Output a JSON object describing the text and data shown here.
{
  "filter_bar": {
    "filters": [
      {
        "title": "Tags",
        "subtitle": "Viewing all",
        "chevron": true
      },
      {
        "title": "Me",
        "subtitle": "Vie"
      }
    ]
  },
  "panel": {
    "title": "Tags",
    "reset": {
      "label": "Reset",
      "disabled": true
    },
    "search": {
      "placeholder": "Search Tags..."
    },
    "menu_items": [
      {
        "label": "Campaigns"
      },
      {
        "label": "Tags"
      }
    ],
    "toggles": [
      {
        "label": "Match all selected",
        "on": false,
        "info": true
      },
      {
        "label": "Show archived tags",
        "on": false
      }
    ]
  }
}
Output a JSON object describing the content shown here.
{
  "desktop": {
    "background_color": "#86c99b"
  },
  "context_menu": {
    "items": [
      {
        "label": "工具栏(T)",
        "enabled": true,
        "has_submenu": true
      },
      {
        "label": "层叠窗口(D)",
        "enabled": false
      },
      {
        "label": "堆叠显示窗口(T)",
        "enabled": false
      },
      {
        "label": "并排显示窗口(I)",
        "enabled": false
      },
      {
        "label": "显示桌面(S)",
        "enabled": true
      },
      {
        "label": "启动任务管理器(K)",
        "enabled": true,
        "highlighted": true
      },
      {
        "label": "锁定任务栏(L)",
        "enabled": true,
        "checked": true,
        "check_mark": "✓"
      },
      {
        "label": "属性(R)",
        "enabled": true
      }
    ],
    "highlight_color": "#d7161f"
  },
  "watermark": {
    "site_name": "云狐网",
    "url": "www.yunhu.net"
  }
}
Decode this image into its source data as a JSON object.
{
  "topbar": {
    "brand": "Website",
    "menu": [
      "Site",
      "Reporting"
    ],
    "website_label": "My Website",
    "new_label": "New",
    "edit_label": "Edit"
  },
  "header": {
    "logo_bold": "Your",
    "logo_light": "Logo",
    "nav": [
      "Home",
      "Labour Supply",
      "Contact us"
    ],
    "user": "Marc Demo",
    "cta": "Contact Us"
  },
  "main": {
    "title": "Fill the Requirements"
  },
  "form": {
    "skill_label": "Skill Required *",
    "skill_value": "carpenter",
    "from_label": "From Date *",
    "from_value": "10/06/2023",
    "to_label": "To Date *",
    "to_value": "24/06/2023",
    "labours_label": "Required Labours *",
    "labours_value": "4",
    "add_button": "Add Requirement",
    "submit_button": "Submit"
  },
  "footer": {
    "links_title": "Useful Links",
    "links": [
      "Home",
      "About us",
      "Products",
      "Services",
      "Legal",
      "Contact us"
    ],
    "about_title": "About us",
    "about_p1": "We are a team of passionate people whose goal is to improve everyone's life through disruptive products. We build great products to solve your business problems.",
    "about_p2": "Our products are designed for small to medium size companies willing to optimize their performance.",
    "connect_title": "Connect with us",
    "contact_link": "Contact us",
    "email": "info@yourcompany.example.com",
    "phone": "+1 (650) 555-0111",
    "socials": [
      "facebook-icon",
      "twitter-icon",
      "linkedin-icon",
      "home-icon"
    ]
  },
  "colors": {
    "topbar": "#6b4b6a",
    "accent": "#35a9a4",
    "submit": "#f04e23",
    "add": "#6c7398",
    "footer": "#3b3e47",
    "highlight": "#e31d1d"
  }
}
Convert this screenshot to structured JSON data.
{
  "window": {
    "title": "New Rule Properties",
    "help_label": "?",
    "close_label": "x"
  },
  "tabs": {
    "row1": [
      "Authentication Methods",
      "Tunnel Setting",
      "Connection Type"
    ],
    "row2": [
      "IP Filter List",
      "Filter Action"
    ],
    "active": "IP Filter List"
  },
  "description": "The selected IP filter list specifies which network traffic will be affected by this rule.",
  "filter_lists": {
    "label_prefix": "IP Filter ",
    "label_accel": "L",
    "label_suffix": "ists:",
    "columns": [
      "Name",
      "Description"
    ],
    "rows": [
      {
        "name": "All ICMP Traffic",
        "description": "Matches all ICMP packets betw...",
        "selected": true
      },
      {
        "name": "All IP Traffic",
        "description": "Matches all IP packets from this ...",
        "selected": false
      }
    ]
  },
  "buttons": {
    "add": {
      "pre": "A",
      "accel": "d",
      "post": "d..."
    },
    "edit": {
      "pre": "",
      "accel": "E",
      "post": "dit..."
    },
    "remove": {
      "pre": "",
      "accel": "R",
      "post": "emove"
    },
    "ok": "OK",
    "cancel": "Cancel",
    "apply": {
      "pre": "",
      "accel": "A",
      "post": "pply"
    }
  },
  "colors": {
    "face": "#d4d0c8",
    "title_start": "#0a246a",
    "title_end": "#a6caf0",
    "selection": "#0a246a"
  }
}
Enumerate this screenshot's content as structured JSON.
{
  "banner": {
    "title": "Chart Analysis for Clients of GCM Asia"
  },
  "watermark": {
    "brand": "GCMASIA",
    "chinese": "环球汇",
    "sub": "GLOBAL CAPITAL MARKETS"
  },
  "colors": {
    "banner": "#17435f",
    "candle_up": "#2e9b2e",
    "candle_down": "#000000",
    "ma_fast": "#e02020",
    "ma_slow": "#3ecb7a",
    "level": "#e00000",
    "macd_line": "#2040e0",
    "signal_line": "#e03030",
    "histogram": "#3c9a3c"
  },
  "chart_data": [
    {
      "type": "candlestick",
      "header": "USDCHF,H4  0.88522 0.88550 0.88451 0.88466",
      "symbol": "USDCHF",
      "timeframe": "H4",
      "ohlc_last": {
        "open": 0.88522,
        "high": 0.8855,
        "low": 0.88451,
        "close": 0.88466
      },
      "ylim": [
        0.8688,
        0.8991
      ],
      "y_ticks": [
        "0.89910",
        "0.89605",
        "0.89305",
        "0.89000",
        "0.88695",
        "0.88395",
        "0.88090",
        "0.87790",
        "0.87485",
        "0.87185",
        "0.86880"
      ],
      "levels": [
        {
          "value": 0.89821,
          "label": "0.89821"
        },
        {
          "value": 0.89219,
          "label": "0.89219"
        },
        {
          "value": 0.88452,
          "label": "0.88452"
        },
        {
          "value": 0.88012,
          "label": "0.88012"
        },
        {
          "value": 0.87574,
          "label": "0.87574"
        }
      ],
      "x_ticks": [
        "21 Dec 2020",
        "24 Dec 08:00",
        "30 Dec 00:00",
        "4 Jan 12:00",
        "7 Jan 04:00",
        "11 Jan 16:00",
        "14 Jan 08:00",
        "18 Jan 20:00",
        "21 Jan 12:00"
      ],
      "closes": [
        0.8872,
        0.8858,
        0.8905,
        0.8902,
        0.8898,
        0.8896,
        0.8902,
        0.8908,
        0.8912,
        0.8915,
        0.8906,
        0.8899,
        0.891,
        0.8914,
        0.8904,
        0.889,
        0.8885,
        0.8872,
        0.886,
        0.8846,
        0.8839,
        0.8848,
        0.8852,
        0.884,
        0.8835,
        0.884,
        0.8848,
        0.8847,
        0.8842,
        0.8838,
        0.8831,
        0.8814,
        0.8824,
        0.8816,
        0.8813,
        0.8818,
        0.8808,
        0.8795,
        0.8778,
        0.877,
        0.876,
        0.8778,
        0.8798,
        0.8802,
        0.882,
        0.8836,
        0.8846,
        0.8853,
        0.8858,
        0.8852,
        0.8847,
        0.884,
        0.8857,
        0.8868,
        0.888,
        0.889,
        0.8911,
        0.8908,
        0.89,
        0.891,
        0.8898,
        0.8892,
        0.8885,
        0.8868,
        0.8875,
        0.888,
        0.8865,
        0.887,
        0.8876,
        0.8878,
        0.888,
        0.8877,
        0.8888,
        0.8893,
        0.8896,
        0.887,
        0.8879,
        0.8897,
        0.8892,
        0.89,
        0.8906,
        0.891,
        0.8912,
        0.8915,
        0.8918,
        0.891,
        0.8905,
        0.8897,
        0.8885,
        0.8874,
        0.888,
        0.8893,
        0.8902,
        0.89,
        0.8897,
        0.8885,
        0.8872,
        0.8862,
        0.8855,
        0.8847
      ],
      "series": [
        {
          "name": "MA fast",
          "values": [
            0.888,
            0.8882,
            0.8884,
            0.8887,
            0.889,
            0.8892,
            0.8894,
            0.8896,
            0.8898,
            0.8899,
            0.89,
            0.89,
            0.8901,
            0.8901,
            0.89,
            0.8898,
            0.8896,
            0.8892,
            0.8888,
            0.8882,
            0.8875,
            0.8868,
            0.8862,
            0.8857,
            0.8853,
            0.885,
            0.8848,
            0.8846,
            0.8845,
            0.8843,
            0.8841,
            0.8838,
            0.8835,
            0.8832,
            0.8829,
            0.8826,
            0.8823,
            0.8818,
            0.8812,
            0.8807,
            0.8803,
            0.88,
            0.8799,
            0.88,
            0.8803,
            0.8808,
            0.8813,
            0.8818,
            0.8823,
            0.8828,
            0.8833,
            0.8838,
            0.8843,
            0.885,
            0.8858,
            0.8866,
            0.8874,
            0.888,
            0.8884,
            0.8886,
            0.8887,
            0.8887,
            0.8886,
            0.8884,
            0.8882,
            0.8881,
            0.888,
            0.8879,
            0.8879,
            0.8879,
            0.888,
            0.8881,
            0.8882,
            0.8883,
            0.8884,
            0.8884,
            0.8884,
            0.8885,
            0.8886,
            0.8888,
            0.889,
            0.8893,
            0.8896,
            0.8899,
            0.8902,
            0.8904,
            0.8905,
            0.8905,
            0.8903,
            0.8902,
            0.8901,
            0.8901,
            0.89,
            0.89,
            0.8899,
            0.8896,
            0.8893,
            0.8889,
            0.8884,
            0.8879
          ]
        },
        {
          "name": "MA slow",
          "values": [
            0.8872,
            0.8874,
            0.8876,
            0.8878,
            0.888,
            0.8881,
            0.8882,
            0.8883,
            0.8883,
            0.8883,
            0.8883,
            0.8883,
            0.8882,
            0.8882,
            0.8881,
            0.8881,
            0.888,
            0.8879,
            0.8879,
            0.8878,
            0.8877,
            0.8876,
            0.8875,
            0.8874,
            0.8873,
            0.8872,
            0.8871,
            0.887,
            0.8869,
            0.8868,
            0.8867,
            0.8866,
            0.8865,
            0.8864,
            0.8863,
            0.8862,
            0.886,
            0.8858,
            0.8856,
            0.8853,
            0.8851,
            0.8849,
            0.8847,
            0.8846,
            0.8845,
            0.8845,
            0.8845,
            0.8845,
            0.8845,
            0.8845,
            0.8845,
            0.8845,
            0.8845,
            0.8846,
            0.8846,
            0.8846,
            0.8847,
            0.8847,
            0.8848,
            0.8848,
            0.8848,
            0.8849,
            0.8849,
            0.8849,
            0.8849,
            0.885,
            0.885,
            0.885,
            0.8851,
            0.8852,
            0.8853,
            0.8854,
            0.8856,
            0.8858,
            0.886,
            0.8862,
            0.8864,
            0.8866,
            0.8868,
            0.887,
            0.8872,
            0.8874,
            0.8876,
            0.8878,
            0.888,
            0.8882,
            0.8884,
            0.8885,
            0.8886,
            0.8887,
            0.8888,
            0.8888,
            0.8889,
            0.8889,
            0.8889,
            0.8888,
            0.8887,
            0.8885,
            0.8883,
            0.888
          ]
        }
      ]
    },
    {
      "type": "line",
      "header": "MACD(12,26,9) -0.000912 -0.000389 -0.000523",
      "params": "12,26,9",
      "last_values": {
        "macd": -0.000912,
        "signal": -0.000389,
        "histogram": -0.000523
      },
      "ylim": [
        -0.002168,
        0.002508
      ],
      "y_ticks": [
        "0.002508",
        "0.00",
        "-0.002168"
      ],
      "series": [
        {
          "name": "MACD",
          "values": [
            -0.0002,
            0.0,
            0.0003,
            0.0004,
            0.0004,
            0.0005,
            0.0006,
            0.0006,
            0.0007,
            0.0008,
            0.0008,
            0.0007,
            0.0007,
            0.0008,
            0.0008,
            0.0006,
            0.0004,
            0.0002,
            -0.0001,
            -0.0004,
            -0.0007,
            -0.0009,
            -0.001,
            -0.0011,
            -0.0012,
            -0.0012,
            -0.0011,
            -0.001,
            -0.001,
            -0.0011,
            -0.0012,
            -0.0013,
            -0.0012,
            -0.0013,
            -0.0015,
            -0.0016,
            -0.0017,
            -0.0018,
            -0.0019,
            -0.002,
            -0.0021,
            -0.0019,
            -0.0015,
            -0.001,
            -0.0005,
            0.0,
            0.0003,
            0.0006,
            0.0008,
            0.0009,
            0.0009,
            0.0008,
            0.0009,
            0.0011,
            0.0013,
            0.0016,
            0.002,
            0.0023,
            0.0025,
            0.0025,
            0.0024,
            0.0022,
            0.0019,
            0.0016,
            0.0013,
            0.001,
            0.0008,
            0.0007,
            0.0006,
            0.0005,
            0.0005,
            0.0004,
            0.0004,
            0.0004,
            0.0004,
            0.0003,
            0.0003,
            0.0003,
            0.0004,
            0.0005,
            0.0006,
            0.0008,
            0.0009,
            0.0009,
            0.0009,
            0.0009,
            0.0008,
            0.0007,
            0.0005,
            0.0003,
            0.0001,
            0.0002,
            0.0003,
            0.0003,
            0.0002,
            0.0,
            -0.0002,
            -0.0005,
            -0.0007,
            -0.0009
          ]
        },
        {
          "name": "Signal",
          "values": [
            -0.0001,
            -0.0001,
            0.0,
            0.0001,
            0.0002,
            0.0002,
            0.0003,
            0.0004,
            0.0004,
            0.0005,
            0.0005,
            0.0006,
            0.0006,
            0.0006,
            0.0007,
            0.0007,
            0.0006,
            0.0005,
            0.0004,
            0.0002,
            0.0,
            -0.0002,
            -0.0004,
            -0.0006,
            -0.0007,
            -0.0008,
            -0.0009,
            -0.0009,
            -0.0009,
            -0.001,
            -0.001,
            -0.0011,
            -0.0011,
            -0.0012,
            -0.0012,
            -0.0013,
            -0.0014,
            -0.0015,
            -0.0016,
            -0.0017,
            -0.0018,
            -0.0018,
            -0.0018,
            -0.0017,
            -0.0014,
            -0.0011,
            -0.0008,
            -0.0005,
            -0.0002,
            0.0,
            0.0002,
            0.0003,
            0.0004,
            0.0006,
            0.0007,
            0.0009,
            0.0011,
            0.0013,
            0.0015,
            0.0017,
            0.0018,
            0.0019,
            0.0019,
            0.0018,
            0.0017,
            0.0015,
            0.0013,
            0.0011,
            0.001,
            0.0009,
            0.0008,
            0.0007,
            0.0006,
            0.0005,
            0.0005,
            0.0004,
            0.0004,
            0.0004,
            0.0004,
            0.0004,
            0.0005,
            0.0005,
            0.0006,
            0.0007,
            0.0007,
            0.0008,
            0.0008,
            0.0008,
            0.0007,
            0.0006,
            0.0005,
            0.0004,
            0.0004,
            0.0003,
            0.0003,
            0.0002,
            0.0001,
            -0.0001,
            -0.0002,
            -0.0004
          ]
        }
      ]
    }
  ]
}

▶ STATED EXERCISE
In the listing above, count each line that holds the string "Contact". Give the number only.

▶ SOLUTION TO THE EXERCISE
4